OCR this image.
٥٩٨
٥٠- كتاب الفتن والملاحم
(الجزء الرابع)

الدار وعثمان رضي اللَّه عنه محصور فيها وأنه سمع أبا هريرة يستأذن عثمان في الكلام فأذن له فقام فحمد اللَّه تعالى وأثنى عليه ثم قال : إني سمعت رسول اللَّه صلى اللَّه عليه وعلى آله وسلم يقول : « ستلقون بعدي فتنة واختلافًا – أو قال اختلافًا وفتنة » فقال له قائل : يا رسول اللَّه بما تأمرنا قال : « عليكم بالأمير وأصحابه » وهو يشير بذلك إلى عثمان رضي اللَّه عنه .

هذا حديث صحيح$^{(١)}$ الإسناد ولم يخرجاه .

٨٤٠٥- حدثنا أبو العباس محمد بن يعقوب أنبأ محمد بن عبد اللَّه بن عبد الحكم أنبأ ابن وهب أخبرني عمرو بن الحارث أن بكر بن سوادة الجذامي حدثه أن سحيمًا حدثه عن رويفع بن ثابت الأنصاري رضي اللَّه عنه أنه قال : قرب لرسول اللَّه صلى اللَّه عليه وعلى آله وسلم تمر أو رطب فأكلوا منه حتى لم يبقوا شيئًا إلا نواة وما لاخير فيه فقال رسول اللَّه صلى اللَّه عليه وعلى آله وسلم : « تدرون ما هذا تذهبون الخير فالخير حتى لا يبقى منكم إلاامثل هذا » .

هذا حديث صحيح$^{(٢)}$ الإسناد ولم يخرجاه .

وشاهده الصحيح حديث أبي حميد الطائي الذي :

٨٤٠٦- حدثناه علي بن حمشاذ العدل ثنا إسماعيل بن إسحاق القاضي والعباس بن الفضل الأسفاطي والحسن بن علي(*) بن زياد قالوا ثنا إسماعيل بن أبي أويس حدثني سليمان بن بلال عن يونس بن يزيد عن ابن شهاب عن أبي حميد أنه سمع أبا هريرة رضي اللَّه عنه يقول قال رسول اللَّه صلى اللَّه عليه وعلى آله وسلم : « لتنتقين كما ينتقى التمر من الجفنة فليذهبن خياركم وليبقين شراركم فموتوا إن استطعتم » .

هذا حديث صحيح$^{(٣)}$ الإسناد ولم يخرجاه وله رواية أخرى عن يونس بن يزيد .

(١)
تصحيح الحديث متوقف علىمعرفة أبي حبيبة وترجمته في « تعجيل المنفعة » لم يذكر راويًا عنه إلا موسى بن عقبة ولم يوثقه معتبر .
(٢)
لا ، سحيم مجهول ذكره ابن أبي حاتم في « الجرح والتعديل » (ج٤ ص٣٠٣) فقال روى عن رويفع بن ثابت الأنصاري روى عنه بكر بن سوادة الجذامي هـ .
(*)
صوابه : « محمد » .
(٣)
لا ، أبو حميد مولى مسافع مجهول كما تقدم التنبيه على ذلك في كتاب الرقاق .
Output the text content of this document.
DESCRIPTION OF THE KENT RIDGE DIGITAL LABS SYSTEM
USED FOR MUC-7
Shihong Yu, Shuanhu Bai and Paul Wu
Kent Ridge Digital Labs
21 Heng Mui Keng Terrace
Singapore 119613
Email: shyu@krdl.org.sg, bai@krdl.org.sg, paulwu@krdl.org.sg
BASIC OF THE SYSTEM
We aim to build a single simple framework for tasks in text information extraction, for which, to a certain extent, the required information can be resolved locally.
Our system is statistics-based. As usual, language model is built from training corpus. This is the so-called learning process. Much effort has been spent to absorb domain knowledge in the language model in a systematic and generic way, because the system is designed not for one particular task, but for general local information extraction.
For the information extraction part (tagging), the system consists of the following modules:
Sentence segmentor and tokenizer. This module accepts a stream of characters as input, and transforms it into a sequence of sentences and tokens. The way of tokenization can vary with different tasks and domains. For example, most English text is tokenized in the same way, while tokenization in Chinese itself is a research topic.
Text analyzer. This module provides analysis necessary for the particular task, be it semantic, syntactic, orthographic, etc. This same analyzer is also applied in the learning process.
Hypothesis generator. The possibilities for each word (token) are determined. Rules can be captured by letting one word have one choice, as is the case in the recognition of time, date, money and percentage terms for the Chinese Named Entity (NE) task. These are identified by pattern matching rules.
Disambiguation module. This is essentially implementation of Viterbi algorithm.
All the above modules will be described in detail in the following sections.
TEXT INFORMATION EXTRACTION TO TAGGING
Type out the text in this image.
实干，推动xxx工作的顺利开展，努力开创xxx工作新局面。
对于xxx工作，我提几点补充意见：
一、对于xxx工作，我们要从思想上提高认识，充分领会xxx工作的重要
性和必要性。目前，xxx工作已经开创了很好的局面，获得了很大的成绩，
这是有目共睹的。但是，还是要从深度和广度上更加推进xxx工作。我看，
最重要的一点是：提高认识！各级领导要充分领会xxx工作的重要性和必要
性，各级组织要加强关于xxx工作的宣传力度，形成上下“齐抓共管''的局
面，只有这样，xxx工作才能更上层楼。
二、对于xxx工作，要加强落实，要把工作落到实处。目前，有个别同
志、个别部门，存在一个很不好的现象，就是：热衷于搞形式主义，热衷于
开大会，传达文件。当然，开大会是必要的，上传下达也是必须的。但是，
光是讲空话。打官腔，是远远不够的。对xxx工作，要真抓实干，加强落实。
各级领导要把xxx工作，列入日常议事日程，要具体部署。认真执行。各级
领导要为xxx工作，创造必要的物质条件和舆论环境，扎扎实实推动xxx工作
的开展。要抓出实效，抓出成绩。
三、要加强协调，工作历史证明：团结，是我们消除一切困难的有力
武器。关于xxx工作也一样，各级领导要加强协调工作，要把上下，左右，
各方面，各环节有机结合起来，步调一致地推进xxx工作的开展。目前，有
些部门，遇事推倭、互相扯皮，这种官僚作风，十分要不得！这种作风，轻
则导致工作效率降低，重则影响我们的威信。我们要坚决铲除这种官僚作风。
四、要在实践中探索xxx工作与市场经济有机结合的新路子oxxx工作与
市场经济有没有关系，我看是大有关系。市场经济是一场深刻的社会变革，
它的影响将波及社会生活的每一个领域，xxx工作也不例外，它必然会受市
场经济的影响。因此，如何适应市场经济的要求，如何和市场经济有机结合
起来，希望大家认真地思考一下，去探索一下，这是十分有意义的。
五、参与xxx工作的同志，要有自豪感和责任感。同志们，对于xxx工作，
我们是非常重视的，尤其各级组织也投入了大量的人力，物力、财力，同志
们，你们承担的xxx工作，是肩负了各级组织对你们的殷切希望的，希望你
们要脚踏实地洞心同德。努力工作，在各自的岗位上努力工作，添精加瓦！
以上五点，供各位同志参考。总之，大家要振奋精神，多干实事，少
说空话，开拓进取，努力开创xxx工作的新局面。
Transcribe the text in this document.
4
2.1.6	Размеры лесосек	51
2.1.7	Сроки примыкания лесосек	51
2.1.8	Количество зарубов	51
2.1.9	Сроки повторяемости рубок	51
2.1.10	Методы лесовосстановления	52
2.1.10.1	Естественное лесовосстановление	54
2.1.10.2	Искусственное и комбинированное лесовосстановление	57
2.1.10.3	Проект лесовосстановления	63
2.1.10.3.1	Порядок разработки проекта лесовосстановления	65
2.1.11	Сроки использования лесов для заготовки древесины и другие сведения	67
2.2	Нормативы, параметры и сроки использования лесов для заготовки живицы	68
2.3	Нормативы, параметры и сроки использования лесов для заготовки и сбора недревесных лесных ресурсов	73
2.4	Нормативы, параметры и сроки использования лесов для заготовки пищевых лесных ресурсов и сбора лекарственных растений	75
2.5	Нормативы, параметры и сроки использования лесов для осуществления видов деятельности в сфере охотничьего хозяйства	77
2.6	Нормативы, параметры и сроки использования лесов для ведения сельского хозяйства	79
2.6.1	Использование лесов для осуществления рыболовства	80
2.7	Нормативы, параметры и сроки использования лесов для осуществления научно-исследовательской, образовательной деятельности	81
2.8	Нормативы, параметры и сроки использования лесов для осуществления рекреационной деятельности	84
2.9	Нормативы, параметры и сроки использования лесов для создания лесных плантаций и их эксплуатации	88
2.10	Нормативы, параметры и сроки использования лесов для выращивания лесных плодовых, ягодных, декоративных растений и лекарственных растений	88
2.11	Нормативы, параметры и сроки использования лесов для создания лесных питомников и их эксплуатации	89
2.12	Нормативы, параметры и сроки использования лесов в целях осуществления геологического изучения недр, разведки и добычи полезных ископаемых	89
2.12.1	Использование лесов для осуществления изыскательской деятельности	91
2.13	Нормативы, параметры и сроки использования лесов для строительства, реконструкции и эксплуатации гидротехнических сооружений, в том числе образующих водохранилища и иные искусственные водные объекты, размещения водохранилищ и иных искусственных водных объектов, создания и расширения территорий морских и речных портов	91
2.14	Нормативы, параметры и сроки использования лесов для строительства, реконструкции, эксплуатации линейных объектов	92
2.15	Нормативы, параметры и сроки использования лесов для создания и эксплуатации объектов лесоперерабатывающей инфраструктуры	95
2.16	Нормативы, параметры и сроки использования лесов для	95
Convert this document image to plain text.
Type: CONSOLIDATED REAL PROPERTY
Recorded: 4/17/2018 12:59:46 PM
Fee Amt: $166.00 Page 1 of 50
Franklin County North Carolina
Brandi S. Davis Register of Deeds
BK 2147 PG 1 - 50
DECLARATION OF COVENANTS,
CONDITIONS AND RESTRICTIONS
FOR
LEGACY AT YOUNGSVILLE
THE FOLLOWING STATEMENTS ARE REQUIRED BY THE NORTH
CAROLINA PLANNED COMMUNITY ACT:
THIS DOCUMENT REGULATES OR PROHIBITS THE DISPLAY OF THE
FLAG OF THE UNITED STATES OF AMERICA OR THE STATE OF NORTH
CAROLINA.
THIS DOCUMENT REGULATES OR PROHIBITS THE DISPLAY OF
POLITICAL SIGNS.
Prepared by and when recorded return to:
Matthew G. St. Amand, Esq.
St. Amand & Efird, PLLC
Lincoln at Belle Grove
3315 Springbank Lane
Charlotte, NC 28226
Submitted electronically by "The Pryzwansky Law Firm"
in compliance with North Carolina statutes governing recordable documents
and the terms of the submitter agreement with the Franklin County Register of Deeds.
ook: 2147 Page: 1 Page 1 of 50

----------------

● WRITTEN INSTRUCTION
Return each line that includes "الإسناد".

● EXPECTED ANSWER
هذا حديث صحيح$^{(١)}$ الإسناد ولم يخرجاه .
هذا حديث صحيح$^{(٢)}$ الإسناد ولم يخرجاه .
هذا حديث صحيح$^{(٣)}$ الإسناد ولم يخرجاه وله رواية أخرى عن يونس بن يزيد .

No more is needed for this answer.